Бог глядел на меня и моего второго мужа и ясно понимал, что тот не для отцовства пришел в мою жизнь. Благословен тот, кто умеет чувствовать этот взгляд – он никогда не будет одинок и потерян. Ему всегда будут исповедимы пути, а значит, и неглубоки печали. Тогда я не ценила этой поддержки, толстокоже ставя цели и стремясь их достичь во что бы то ни стало.
Я хотела дочку. Дочки – одна за другой – из маленьких головастиков вырастали в рыбок, затем в малюсеньких рыбкочеловеков... Эти счастливые два месяца дрожжевого роста мне почему-то странно не моглось, чего в прежние беременности не наблюдалось, все хотелось прилечь, уснуть, забыться. Потом становилось совсем плохо, меня клали в больницу, где вскоре становилось очевидным, что плод тоже впал в нездоровый сон и забыл, что нужно жить и расти. Его так и называли в медкарте – «заснувший». Вот ты – вполне живая – ешь, лежишь, ходишь, смотришь кино, правишь какие-то тексты, обнимаешь навещающих меня, а внутри тебя – мертвый ребенок. День, два, три ты просишь в ночной тишине палаты, скребя синюю краску на стене у изголовья: «Ну, Марусенька, ну же, моя девочка! Валюша, я же так жду тебя, так жду». И врачи видят твой полный безумной надежды взгляд, и еще на день откладывают операцию, но ты… Ты самая теплая и уютная могила из всех, которые возможно придумать. Жизнь и смерть есть продолжение друг друга, но они никак не могут существовать одновременно. Иногда жизнь важнее, и она просто обязана оттолкнуть смерть.
Вторая чистка далась совсем тяжело. Я отходила от наркоза в большой палате на тринадцать кроватей. Было четвертое мая. Мимо старой больницы гулко двигалась колонна боевой техники – шла подготовка к Параду Победы на главной площади города.
В палате тихо перешептывались абортницы. В их голосах слышалось виноватое облегчение.

━━━━

Подхватите текст о потерянных беременностях и продолжите его после последней фразы.

## СОХРАНЁННЫЕ ДАННЫЕ

━━━━

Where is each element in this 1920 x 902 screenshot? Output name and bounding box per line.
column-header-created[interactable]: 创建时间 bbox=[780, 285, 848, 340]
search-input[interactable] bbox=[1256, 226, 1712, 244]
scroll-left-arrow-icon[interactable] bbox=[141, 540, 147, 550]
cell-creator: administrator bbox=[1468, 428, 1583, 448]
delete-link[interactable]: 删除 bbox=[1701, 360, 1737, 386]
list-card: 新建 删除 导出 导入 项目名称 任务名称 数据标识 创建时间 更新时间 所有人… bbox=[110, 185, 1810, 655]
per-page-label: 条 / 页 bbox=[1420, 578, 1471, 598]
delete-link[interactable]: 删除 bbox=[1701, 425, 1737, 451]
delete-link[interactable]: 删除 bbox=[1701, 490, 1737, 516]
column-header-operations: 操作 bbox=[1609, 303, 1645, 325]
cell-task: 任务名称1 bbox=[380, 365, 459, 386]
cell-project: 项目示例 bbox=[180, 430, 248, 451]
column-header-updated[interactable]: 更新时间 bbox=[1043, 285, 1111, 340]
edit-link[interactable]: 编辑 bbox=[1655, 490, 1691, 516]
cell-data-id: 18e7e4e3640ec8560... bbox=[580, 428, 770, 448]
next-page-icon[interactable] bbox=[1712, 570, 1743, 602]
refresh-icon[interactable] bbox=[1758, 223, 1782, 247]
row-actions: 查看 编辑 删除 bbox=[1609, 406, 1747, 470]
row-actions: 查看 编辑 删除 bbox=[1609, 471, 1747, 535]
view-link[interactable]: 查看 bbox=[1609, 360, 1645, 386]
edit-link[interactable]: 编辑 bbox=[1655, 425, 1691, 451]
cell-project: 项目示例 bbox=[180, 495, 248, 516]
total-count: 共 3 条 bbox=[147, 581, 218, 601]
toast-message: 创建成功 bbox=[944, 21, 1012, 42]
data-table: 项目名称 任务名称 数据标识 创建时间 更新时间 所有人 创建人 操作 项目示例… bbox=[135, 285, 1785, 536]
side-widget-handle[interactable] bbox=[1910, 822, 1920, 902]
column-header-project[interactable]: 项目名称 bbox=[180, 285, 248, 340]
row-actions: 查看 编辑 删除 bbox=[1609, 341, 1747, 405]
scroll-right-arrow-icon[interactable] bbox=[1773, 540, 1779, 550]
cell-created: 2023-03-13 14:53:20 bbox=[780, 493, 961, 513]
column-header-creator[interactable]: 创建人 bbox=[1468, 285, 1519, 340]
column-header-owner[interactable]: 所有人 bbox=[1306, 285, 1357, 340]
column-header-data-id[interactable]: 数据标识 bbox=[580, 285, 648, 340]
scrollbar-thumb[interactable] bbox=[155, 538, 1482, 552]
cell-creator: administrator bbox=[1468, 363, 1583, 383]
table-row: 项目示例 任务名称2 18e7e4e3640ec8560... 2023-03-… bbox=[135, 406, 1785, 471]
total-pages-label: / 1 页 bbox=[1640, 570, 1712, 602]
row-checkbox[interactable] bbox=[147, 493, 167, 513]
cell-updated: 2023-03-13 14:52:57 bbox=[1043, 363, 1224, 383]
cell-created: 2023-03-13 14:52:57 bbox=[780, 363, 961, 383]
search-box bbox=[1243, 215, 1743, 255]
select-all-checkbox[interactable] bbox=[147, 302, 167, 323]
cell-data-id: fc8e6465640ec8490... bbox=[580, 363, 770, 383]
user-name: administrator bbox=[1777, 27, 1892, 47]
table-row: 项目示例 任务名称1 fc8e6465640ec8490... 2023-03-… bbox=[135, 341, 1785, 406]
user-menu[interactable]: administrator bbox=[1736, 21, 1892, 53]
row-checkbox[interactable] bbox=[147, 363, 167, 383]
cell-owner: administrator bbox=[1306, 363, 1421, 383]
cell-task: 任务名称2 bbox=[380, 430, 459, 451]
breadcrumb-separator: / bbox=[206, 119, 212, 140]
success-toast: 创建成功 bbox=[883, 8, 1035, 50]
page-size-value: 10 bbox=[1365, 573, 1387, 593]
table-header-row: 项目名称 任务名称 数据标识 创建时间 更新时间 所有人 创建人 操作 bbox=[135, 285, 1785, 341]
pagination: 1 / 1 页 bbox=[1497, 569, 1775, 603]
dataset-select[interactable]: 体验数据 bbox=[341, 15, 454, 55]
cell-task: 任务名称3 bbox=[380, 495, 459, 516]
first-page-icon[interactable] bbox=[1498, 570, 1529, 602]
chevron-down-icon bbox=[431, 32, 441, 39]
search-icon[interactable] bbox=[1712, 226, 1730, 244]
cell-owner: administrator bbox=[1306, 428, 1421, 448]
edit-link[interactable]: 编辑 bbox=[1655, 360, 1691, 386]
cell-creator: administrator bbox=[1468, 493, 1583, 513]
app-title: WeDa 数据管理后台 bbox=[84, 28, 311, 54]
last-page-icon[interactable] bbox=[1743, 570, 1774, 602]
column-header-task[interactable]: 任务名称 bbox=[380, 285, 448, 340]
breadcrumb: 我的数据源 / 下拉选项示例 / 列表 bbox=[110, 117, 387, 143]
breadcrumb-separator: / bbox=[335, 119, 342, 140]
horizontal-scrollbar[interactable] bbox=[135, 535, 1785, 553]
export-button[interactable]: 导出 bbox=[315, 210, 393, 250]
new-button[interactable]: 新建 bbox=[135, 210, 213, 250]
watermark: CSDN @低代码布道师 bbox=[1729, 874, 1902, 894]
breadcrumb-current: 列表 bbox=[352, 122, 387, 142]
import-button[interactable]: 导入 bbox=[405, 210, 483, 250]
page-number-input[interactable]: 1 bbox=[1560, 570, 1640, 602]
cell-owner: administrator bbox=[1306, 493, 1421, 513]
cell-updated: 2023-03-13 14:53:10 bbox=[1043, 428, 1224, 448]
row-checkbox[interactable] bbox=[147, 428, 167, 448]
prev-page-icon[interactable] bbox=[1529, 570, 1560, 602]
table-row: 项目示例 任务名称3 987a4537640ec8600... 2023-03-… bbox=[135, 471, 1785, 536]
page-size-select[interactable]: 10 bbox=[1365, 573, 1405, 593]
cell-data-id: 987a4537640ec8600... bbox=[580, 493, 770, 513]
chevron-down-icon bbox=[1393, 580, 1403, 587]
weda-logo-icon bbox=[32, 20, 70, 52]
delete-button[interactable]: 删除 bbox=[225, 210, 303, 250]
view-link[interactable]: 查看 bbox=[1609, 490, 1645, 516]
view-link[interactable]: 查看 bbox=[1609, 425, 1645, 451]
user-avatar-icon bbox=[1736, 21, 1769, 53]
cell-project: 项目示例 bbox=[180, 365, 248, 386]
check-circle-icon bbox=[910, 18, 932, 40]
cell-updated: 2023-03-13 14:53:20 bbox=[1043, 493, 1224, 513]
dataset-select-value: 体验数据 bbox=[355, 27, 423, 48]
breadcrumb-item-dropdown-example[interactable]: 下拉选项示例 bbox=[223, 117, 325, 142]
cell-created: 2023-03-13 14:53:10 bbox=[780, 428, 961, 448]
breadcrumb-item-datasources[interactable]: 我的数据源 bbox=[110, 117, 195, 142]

━━━━

## РЕЗУЛЬТАТ ЗАДАНИЯ
Рядом сидел мой муж – кто его пропустил сюда? Плакал. Меня метало по кровати, болело везде: в ушах гудело от наркоза и тяжелого лязга танковых гусениц; сердце разрывалось от жалости к себе, Вале-Марусе, женщинам-абортницам, просто женщинам, идущим на эту смертную муку; выскобленная матка тупо и тягуче ныла – так мычит корова, потерявшая из виду теленка.
Боли было так много, что единственно правильным и логичным казалось только одно – встать, держась за спинки кроватей, неровной походкой добрести до распахнутого окна, забраться на него и с облегчением шагнуть вперед – где-то там было обещание праздника, пусть и со слезами на глазах.
Я не сделала этого. Моей слабой тогда жизни и мысли о сыне, которому я по-прежнему нужна, хватило, чтобы все это преодолеть и пережить. Изнуряющее лечение, самобичевание, мужебичевание, развод, одиночество и странно навязчивое внимание к девочкам в смешных курточках с капюшончиками – что там еще? Жизнь все это победила.
Опытная акушерка говорила мне: «Аня, деточка, никто не знает, почему это происходит, почему они «засыпают». Ты не думай об этом, просто живи дальше». Теперь я знаю, что эта акушерка точно знала, что Бог смотрит и все понимает.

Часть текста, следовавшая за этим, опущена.